_Objective_
The records below should be written out again, exactly.

_Stored dataset items_
※ ※ ※

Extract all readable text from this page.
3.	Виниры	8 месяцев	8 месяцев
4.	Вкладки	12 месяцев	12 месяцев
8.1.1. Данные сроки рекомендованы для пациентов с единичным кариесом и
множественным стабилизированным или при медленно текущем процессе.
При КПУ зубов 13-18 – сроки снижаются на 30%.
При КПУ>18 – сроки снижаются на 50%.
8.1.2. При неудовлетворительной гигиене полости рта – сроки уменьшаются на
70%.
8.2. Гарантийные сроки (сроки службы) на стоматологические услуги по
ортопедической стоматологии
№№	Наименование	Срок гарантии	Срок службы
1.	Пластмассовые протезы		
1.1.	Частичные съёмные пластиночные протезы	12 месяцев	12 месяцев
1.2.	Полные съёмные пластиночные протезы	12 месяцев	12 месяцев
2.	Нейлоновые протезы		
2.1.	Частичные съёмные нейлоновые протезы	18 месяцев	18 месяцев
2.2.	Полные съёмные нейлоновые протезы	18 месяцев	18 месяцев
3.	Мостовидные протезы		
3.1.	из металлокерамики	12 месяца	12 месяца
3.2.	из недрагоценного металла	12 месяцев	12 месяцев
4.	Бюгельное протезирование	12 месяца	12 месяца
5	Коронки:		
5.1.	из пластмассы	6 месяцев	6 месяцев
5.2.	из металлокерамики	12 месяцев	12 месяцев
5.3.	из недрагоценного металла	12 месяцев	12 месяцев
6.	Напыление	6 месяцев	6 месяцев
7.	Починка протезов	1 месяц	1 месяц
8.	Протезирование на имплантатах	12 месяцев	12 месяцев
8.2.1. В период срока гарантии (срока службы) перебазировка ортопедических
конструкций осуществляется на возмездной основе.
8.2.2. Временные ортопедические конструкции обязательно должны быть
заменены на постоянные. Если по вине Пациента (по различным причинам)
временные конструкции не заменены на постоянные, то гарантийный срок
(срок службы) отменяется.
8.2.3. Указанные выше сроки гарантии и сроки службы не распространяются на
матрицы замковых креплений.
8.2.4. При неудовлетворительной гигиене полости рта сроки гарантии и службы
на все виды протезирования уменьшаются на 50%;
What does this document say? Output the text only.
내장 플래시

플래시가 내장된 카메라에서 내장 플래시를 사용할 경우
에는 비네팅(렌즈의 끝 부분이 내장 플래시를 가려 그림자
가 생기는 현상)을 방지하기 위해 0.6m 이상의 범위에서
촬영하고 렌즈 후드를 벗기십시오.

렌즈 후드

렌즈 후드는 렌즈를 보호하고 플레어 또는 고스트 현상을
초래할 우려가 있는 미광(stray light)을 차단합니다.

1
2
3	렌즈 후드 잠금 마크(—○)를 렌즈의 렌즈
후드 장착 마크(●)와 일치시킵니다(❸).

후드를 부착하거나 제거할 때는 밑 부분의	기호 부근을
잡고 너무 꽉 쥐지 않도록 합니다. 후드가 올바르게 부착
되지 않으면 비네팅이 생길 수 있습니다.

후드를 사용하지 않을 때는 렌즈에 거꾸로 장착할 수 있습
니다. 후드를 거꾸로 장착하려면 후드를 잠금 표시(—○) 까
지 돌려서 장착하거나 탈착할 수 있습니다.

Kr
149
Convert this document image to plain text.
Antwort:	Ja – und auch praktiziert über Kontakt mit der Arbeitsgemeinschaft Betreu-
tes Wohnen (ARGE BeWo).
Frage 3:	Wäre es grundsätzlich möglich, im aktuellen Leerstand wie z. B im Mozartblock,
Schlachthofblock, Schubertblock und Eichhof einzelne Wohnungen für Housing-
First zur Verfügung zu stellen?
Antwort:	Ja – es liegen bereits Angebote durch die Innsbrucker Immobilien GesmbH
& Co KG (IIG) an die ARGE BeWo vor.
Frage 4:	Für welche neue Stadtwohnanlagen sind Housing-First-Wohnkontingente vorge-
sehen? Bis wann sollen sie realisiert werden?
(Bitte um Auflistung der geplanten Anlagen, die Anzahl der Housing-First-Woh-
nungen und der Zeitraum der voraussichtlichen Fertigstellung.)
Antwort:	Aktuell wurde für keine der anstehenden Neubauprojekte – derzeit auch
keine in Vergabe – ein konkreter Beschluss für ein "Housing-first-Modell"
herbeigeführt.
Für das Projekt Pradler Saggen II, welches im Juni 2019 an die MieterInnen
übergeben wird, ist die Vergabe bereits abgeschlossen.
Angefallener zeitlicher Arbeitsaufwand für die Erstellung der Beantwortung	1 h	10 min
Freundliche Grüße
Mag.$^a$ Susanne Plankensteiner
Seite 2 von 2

※ ※ ※

_Complete answer_
Extract all readable text from this page.
3.	Виниры	8 месяцев	8 месяцев
4.	Вкладки	12 месяцев	12 месяцев
8.1.1. Данные сроки рекомендованы для пациентов с единичным кариесом и
множественным стабилизированным или при медленно текущем процессе.
При КПУ зубов 13-18 – сроки снижаются на 30%.
При КПУ>18 – сроки снижаются на 50%.
8.1.2. При неудовлетворительной гигиене полости рта – сроки уменьшаются на
70%.
8.2. Гарантийные сроки (сроки службы) на стоматологические услуги по
ортопедической стоматологии
№№	Наименование	Срок гарантии	Срок службы
1.	Пластмассовые протезы		
1.1.	Частичные съёмные пластиночные протезы	12 месяцев	12 месяцев
1.2.	Полные съёмные пластиночные протезы	12 месяцев	12 месяцев
2.	Нейлоновые протезы		
2.1.	Частичные съёмные нейлоновые протезы	18 месяцев	18 месяцев
2.2.	Полные съёмные нейлоновые протезы	18 месяцев	18 месяцев
3.	Мостовидные протезы		
3.1.	из металлокерамики	12 месяца	12 месяца
3.2.	из недрагоценного металла	12 месяцев	12 месяцев
4.	Бюгельное протезирование	12 месяца	12 месяца
5	Коронки:		
5.1.	из пластмассы	6 месяцев	6 месяцев
5.2.	из металлокерамики	12 месяцев	12 месяцев
5.3.	из недрагоценного металла	12 месяцев	12 месяцев
6.	Напыление	6 месяцев	6 месяцев
7.	Починка протезов	1 месяц	1 месяц
8.	Протезирование на имплантатах	12 месяцев	12 месяцев
8.2.1. В период срока гарантии (срока службы) перебазировка ортопедических
конструкций осуществляется на возмездной основе.
8.2.2. Временные ортопедические конструкции обязательно должны быть
заменены на постоянные. Если по вине Пациента (по различным причинам)
временные конструкции не заменены на постоянные, то гарантийный срок
(срок службы) отменяется.
8.2.3. Указанные выше сроки гарантии и сроки службы не распространяются на
матрицы замковых креплений.
8.2.4. При неудовлетворительной гигиене полости рта сроки гарантии и службы
на все виды протезирования уменьшаются на 50%;
What does this document say? Output the text only.
내장 플래시

플래시가 내장된 카메라에서 내장 플래시를 사용할 경우
에는 비네팅(렌즈의 끝 부분이 내장 플래시를 가려 그림자
가 생기는 현상)을 방지하기 위해 0.6m 이상의 범위에서
촬영하고 렌즈 후드를 벗기십시오.

렌즈 후드

렌즈 후드는 렌즈를 보호하고 플레어 또는 고스트 현상을
초래할 우려가 있는 미광(stray light)을 차단합니다.

1
2
3	렌즈 후드 잠금 마크(—○)를 렌즈의 렌즈
후드 장착 마크(●)와 일치시킵니다(❸).

후드를 부착하거나 제거할 때는 밑 부분의	기호 부근을
잡고 너무 꽉 쥐지 않도록 합니다. 후드가 올바르게 부착
되지 않으면 비네팅이 생길 수 있습니다.

후드를 사용하지 않을 때는 렌즈에 거꾸로 장착할 수 있습
니다. 후드를 거꾸로 장착하려면 후드를 잠금 표시(—○) 까
지 돌려서 장착하거나 탈착할 수 있습니다.

Kr
149
Convert this document image to plain text.
Antwort:	Ja – und auch praktiziert über Kontakt mit der Arbeitsgemeinschaft Betreu-
tes Wohnen (ARGE BeWo).
Frage 3:	Wäre es grundsätzlich möglich, im aktuellen Leerstand wie z. B im Mozartblock,
Schlachthofblock, Schubertblock und Eichhof einzelne Wohnungen für Housing-
First zur Verfügung zu stellen?
Antwort:	Ja – es liegen bereits Angebote durch die Innsbrucker Immobilien GesmbH
& Co KG (IIG) an die ARGE BeWo vor.
Frage 4:	Für welche neue Stadtwohnanlagen sind Housing-First-Wohnkontingente vorge-
sehen? Bis wann sollen sie realisiert werden?
(Bitte um Auflistung der geplanten Anlagen, die Anzahl der Housing-First-Woh-
nungen und der Zeitraum der voraussichtlichen Fertigstellung.)
Antwort:	Aktuell wurde für keine der anstehenden Neubauprojekte – derzeit auch
keine in Vergabe – ein konkreter Beschluss für ein "Housing-first-Modell"
herbeigeführt.
Für das Projekt Pradler Saggen II, welches im Juni 2019 an die MieterInnen
übergeben wird, ist die Vergabe bereits abgeschlossen.
Angefallener zeitlicher Arbeitsaufwand für die Erstellung der Beantwortung	1 h	10 min
Freundliche Grüße
Mag.$^a$ Susanne Plankensteiner
Seite 2 von 2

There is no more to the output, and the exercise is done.